╭─ The records

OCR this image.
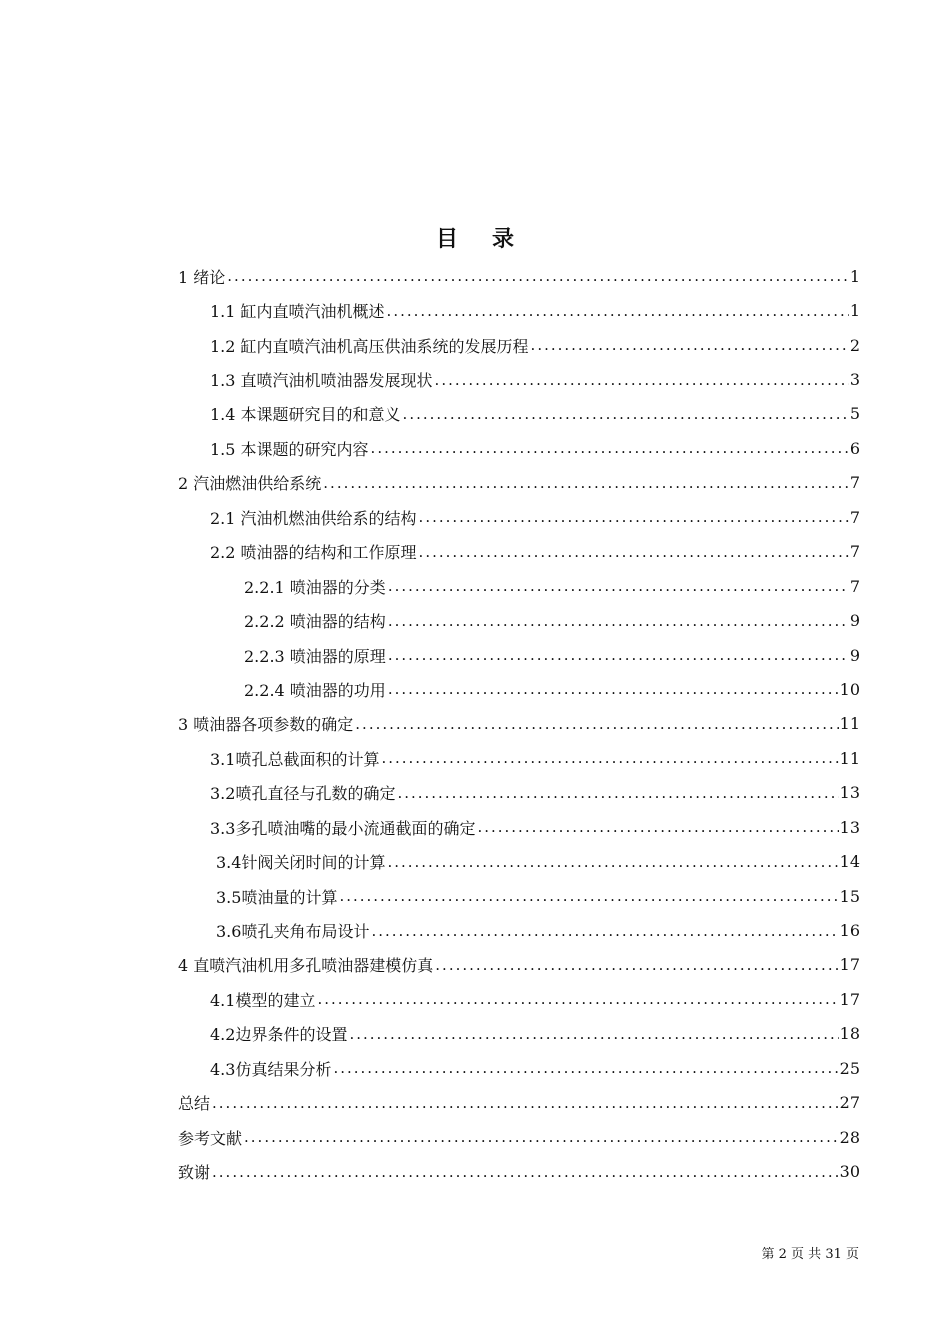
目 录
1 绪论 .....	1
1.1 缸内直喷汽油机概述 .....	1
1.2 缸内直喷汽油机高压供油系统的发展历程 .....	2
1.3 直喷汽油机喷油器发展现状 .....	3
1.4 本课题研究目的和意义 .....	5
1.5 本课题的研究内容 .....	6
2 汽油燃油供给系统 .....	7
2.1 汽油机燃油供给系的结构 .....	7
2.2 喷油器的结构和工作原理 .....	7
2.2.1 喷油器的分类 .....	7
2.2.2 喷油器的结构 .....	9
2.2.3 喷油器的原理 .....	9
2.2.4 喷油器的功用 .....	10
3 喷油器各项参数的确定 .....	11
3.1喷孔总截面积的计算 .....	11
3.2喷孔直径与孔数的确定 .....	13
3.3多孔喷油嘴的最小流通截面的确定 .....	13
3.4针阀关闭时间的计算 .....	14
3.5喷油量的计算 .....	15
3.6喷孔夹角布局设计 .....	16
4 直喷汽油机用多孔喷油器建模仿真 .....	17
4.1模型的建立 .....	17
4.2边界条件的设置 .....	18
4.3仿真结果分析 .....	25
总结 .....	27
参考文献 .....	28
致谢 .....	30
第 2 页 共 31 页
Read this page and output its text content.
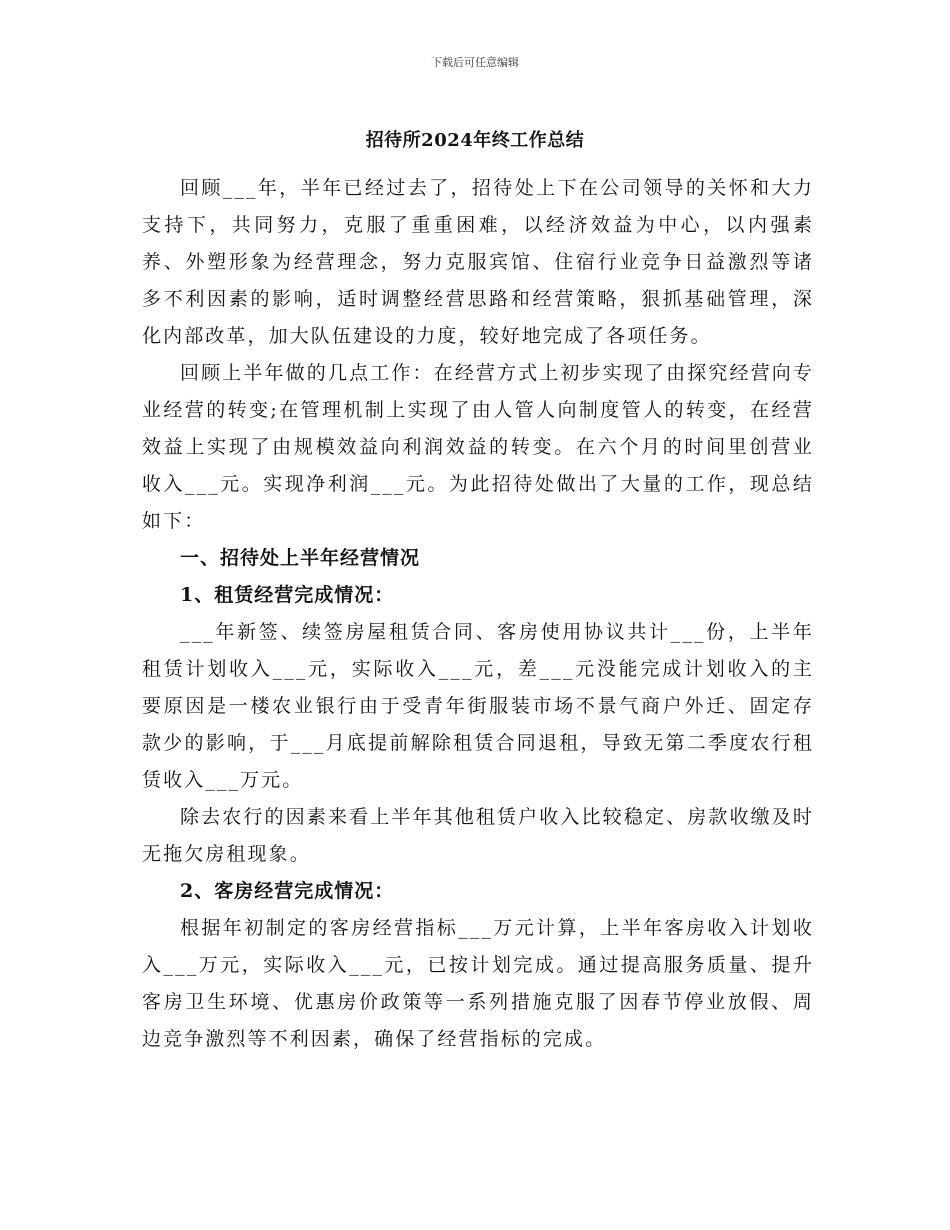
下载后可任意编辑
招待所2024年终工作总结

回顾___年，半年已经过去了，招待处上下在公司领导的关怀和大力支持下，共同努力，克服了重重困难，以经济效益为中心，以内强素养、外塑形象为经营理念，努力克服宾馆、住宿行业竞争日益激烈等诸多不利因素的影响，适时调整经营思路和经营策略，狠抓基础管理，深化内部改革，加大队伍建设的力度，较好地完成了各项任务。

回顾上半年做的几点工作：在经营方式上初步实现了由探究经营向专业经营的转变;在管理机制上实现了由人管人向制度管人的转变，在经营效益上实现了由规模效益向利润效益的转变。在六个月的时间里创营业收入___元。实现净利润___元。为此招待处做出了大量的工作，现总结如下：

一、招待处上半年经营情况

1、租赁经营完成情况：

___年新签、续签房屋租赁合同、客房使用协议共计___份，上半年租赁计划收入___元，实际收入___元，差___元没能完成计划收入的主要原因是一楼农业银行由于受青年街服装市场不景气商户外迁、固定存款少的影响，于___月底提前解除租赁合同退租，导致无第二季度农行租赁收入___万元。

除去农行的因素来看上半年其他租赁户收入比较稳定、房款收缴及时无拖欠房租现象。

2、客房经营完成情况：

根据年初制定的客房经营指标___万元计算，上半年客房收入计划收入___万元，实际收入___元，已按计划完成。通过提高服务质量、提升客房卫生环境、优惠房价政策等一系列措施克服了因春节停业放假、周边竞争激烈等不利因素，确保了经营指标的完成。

╰─

### [Given exercise]
Write out all the entries again, word for word, and print no images.

### [Exercise response]
OCR this image.
目 录
1 绪论 .....	1
1.1 缸内直喷汽油机概述 .....	1
1.2 缸内直喷汽油机高压供油系统的发展历程 .....	2
1.3 直喷汽油机喷油器发展现状 .....	3
1.4 本课题研究目的和意义 .....	5
1.5 本课题的研究内容 .....	6
2 汽油燃油供给系统 .....	7
2.1 汽油机燃油供给系的结构 .....	7
2.2 喷油器的结构和工作原理 .....	7
2.2.1 喷油器的分类 .....	7
2.2.2 喷油器的结构 .....	9
2.2.3 喷油器的原理 .....	9
2.2.4 喷油器的功用 .....	10
3 喷油器各项参数的确定 .....	11
3.1喷孔总截面积的计算 .....	11
3.2喷孔直径与孔数的确定 .....	13
3.3多孔喷油嘴的最小流通截面的确定 .....	13
3.4针阀关闭时间的计算 .....	14
3.5喷油量的计算 .....	15
3.6喷孔夹角布局设计 .....	16
4 直喷汽油机用多孔喷油器建模仿真 .....	17
4.1模型的建立 .....	17
4.2边界条件的设置 .....	18
4.3仿真结果分析 .....	25
总结 .....	27
参考文献 .....	28
致谢 .....	30
第 2 页 共 31 页
Read this page and output its text content.
下载后可任意编辑
招待所2024年终工作总结

回顾___年，半年已经过去了，招待处上下在公司领导的关怀和大力支持下，共同努力，克服了重重困难，以经济效益为中心，以内强素养、外塑形象为经营理念，努力克服宾馆、住宿行业竞争日益激烈等诸多不利因素的影响，适时调整经营思路和经营策略，狠抓基础管理，深化内部改革，加大队伍建设的力度，较好地完成了各项任务。

回顾上半年做的几点工作：在经营方式上初步实现了由探究经营向专业经营的转变;在管理机制上实现了由人管人向制度管人的转变，在经营效益上实现了由规模效益向利润效益的转变。在六个月的时间里创营业收入___元。实现净利润___元。为此招待处做出了大量的工作，现总结如下：

一、招待处上半年经营情况

1、租赁经营完成情况：

___年新签、续签房屋租赁合同、客房使用协议共计___份，上半年租赁计划收入___元，实际收入___元，差___元没能完成计划收入的主要原因是一楼农业银行由于受青年街服装市场不景气商户外迁、固定存款少的影响，于___月底提前解除租赁合同退租，导致无第二季度农行租赁收入___万元。

除去农行的因素来看上半年其他租赁户收入比较稳定、房款收缴及时无拖欠房租现象。

2、客房经营完成情况：

根据年初制定的客房经营指标___万元计算，上半年客房收入计划收入___万元，实际收入___元，已按计划完成。通过提高服务质量、提升客房卫生环境、优惠房价政策等一系列措施克服了因春节停业放假、周边竞争激烈等不利因素，确保了经营指标的完成。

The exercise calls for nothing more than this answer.